Try it - Write out all entries word for word.

(Records of document pages)

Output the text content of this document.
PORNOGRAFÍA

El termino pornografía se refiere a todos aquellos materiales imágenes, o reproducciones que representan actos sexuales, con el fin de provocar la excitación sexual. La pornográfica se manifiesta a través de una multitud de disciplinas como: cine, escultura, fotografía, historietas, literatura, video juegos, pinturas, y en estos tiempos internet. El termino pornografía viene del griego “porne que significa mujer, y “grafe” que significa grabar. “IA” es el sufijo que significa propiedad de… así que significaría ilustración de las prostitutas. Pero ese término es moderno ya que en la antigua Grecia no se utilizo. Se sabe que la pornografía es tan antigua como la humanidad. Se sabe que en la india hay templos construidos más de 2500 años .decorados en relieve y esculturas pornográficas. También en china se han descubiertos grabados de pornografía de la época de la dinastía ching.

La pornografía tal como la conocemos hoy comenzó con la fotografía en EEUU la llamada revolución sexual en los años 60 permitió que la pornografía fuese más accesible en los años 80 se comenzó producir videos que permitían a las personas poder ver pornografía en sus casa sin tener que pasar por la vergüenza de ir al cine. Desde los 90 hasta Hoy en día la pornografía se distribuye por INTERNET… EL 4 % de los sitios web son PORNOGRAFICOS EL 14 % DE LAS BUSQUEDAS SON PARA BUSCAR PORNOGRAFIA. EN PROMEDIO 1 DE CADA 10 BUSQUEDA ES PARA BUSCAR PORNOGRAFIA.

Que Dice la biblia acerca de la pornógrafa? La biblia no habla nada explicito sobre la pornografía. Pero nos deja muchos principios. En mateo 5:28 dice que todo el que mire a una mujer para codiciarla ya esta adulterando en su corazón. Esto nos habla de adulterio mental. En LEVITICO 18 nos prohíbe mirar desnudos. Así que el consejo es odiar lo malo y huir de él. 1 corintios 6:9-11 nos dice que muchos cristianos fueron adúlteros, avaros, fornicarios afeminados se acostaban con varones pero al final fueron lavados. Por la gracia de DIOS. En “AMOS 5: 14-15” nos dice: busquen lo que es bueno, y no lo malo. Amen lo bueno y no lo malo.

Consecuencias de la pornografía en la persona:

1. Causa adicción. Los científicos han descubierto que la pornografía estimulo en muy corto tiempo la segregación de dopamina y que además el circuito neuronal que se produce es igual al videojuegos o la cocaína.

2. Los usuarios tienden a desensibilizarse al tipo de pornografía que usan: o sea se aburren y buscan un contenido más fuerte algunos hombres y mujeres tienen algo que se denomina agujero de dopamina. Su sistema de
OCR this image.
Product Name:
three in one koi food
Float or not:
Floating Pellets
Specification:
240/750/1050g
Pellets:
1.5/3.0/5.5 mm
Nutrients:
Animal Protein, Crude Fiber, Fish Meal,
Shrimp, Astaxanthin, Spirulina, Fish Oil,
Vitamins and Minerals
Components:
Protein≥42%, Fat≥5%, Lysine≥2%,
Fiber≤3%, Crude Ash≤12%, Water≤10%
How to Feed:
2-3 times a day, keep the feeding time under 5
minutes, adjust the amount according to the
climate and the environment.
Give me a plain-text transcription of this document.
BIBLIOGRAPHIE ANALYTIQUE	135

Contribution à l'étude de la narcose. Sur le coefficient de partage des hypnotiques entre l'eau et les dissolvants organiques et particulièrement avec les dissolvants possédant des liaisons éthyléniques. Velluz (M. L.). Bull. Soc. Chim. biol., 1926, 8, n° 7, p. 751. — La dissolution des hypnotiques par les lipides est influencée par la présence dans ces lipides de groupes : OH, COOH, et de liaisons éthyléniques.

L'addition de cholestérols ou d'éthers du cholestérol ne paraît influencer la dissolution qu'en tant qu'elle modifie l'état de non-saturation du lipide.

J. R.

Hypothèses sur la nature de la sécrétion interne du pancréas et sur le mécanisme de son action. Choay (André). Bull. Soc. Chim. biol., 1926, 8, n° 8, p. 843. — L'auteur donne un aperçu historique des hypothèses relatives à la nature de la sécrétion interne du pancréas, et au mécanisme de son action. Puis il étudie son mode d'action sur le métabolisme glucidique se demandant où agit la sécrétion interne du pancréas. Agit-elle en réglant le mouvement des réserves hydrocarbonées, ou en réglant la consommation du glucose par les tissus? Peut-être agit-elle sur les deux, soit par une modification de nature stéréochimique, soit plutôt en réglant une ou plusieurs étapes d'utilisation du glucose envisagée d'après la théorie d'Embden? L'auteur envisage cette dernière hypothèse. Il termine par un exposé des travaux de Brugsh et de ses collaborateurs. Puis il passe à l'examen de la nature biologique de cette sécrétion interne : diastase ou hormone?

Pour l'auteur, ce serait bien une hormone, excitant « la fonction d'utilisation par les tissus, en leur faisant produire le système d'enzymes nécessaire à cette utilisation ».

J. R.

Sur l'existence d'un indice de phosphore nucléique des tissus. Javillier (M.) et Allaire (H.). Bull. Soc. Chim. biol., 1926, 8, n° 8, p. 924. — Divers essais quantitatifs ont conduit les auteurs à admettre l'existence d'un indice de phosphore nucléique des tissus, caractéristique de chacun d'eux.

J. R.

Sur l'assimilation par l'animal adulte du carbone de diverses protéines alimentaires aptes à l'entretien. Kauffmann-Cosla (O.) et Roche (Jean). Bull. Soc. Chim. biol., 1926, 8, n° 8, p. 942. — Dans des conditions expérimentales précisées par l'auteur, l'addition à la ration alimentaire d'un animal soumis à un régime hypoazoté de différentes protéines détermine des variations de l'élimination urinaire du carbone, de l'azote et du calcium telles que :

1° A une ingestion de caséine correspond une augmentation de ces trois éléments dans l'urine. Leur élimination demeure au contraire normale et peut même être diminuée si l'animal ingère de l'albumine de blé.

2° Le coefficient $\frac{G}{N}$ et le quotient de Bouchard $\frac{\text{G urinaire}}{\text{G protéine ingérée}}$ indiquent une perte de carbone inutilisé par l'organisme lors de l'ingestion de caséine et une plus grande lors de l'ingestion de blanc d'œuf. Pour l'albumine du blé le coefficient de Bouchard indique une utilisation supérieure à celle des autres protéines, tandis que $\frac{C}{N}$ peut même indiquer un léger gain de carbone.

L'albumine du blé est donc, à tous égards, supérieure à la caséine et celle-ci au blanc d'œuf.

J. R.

Exercise answer -
Output the text content of this document.
PORNOGRAFÍA

El termino pornografía se refiere a todos aquellos materiales imágenes, o reproducciones que representan actos sexuales, con el fin de provocar la excitación sexual. La pornográfica se manifiesta a través de una multitud de disciplinas como: cine, escultura, fotografía, historietas, literatura, video juegos, pinturas, y en estos tiempos internet. El termino pornografía viene del griego “porne que significa mujer, y “grafe” que significa grabar. “IA” es el sufijo que significa propiedad de… así que significaría ilustración de las prostitutas. Pero ese término es moderno ya que en la antigua Grecia no se utilizo. Se sabe que la pornografía es tan antigua como la humanidad. Se sabe que en la india hay templos construidos más de 2500 años .decorados en relieve y esculturas pornográficas. También en china se han descubiertos grabados de pornografía de la época de la dinastía ching.

La pornografía tal como la conocemos hoy comenzó con la fotografía en EEUU la llamada revolución sexual en los años 60 permitió que la pornografía fuese más accesible en los años 80 se comenzó producir videos que permitían a las personas poder ver pornografía en sus casa sin tener que pasar por la vergüenza de ir al cine. Desde los 90 hasta Hoy en día la pornografía se distribuye por INTERNET… EL 4 % de los sitios web son PORNOGRAFICOS EL 14 % DE LAS BUSQUEDAS SON PARA BUSCAR PORNOGRAFIA. EN PROMEDIO 1 DE CADA 10 BUSQUEDA ES PARA BUSCAR PORNOGRAFIA.

Que Dice la biblia acerca de la pornógrafa? La biblia no habla nada explicito sobre la pornografía. Pero nos deja muchos principios. En mateo 5:28 dice que todo el que mire a una mujer para codiciarla ya esta adulterando en su corazón. Esto nos habla de adulterio mental. En LEVITICO 18 nos prohíbe mirar desnudos. Así que el consejo es odiar lo malo y huir de él. 1 corintios 6:9-11 nos dice que muchos cristianos fueron adúlteros, avaros, fornicarios afeminados se acostaban con varones pero al final fueron lavados. Por la gracia de DIOS. En “AMOS 5: 14-15” nos dice: busquen lo que es bueno, y no lo malo. Amen lo bueno y no lo malo.

Consecuencias de la pornografía en la persona:

1. Causa adicción. Los científicos han descubierto que la pornografía estimulo en muy corto tiempo la segregación de dopamina y que además el circuito neuronal que se produce es igual al videojuegos o la cocaína.

2. Los usuarios tienden a desensibilizarse al tipo de pornografía que usan: o sea se aburren y buscan un contenido más fuerte algunos hombres y mujeres tienen algo que se denomina agujero de dopamina. Su sistema de
OCR this image.
Product Name:
three in one koi food
Float or not:
Floating Pellets
Specification:
240/750/1050g
Pellets:
1.5/3.0/5.5 mm
Nutrients:
Animal Protein, Crude Fiber, Fish Meal,
Shrimp, Astaxanthin, Spirulina, Fish Oil,
Vitamins and Minerals
Components:
Protein≥42%, Fat≥5%, Lysine≥2%,
Fiber≤3%, Crude Ash≤12%, Water≤10%
How to Feed:
2-3 times a day, keep the feeding time under 5
minutes, adjust the amount according to the
climate and the environment.
Give me a plain-text transcription of this document.
BIBLIOGRAPHIE ANALYTIQUE	135

Contribution à l'étude de la narcose. Sur le coefficient de partage des hypnotiques entre l'eau et les dissolvants organiques et particulièrement avec les dissolvants possédant des liaisons éthyléniques. Velluz (M. L.). Bull. Soc. Chim. biol., 1926, 8, n° 7, p. 751. — La dissolution des hypnotiques par les lipides est influencée par la présence dans ces lipides de groupes : OH, COOH, et de liaisons éthyléniques.

L'addition de cholestérols ou d'éthers du cholestérol ne paraît influencer la dissolution qu'en tant qu'elle modifie l'état de non-saturation du lipide.

J. R.

Hypothèses sur la nature de la sécrétion interne du pancréas et sur le mécanisme de son action. Choay (André). Bull. Soc. Chim. biol., 1926, 8, n° 8, p. 843. — L'auteur donne un aperçu historique des hypothèses relatives à la nature de la sécrétion interne du pancréas, et au mécanisme de son action. Puis il étudie son mode d'action sur le métabolisme glucidique se demandant où agit la sécrétion interne du pancréas. Agit-elle en réglant le mouvement des réserves hydrocarbonées, ou en réglant la consommation du glucose par les tissus? Peut-être agit-elle sur les deux, soit par une modification de nature stéréochimique, soit plutôt en réglant une ou plusieurs étapes d'utilisation du glucose envisagée d'après la théorie d'Embden? L'auteur envisage cette dernière hypothèse. Il termine par un exposé des travaux de Brugsh et de ses collaborateurs. Puis il passe à l'examen de la nature biologique de cette sécrétion interne : diastase ou hormone?

Pour l'auteur, ce serait bien une hormone, excitant « la fonction d'utilisation par les tissus, en leur faisant produire le système d'enzymes nécessaire à cette utilisation ».

J. R.

Sur l'existence d'un indice de phosphore nucléique des tissus. Javillier (M.) et Allaire (H.). Bull. Soc. Chim. biol., 1926, 8, n° 8, p. 924. — Divers essais quantitatifs ont conduit les auteurs à admettre l'existence d'un indice de phosphore nucléique des tissus, caractéristique de chacun d'eux.

J. R.

Sur l'assimilation par l'animal adulte du carbone de diverses protéines alimentaires aptes à l'entretien. Kauffmann-Cosla (O.) et Roche (Jean). Bull. Soc. Chim. biol., 1926, 8, n° 8, p. 942. — Dans des conditions expérimentales précisées par l'auteur, l'addition à la ration alimentaire d'un animal soumis à un régime hypoazoté de différentes protéines détermine des variations de l'élimination urinaire du carbone, de l'azote et du calcium telles que :

1° A une ingestion de caséine correspond une augmentation de ces trois éléments dans l'urine. Leur élimination demeure au contraire normale et peut même être diminuée si l'animal ingère de l'albumine de blé.

2° Le coefficient $\frac{G}{N}$ et le quotient de Bouchard $\frac{\text{G urinaire}}{\text{G protéine ingérée}}$ indiquent une perte de carbone inutilisé par l'organisme lors de l'ingestion de caséine et une plus grande lors de l'ingestion de blanc d'œuf. Pour l'albumine du blé le coefficient de Bouchard indique une utilisation supérieure à celle des autres protéines, tandis que $\frac{C}{N}$ peut même indiquer un léger gain de carbone.

L'albumine du blé est donc, à tous égards, supérieure à la caséine et celle-ci au blanc d'œuf.

J. R.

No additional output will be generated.